What is expected: Copy every line of the data in which the word "Page" occurs.

Figure content listings
====
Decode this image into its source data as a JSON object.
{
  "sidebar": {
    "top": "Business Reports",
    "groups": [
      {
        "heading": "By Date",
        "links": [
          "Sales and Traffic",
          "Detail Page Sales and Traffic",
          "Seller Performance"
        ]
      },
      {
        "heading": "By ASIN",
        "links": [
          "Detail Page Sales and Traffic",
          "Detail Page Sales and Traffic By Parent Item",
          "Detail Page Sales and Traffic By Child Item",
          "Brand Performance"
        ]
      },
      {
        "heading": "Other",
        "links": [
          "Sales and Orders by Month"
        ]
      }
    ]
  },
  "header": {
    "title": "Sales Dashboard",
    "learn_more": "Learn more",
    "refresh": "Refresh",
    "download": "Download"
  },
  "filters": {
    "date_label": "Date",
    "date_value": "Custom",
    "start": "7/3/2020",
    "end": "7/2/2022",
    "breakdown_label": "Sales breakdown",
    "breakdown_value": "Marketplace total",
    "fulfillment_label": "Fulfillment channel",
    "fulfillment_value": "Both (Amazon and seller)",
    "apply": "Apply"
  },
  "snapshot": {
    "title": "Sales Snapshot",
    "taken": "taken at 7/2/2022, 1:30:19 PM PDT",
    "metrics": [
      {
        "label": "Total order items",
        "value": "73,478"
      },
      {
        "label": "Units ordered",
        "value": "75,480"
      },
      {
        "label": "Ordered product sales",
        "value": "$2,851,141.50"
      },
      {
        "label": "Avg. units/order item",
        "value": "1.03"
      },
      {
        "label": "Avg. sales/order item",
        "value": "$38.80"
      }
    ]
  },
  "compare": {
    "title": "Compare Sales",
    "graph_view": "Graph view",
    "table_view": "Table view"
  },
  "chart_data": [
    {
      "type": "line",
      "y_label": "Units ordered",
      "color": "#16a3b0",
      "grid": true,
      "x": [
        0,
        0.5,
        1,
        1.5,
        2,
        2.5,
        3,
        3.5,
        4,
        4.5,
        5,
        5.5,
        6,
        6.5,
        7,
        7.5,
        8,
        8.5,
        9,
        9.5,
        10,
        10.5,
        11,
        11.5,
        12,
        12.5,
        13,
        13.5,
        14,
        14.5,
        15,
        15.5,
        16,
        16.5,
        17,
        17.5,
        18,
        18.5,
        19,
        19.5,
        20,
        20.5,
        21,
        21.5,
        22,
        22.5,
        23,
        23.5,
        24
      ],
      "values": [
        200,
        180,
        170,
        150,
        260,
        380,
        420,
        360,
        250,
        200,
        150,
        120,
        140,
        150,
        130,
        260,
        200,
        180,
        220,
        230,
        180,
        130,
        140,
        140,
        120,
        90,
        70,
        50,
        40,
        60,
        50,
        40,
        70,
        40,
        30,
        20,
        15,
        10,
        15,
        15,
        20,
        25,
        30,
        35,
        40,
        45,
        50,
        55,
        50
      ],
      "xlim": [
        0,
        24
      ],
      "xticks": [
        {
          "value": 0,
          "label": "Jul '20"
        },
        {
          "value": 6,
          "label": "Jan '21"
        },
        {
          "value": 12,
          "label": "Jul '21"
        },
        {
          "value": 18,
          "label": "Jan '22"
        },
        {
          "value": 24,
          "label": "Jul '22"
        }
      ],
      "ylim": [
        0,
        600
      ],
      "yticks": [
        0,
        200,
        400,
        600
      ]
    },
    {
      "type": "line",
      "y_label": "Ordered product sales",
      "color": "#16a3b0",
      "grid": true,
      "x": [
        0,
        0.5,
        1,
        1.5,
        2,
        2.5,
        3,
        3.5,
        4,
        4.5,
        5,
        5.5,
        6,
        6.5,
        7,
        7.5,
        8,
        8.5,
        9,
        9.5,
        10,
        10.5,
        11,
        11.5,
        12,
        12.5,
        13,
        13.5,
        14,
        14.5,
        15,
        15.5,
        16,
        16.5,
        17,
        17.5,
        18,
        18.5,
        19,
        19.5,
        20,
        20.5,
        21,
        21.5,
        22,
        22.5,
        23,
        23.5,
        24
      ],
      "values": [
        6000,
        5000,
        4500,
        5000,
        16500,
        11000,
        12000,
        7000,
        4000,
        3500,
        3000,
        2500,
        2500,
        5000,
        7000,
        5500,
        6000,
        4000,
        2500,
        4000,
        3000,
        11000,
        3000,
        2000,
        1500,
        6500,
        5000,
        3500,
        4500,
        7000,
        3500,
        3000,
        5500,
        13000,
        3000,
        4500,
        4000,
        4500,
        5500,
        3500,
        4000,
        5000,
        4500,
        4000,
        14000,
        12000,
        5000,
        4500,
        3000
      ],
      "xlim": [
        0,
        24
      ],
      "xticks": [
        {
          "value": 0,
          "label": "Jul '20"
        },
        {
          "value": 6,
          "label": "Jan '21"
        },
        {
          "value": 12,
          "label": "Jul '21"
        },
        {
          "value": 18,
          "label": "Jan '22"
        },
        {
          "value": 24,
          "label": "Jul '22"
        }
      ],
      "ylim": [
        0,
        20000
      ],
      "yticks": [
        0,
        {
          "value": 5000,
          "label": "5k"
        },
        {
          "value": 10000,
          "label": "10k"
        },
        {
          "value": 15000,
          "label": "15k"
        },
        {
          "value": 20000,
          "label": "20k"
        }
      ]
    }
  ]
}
====
Complete response:
          "Detail Page Sales and Traffic",
          "Detail Page Sales and Traffic",
          "Detail Page Sales and Traffic By Parent Item",
          "Detail Page Sales and Traffic By Child Item",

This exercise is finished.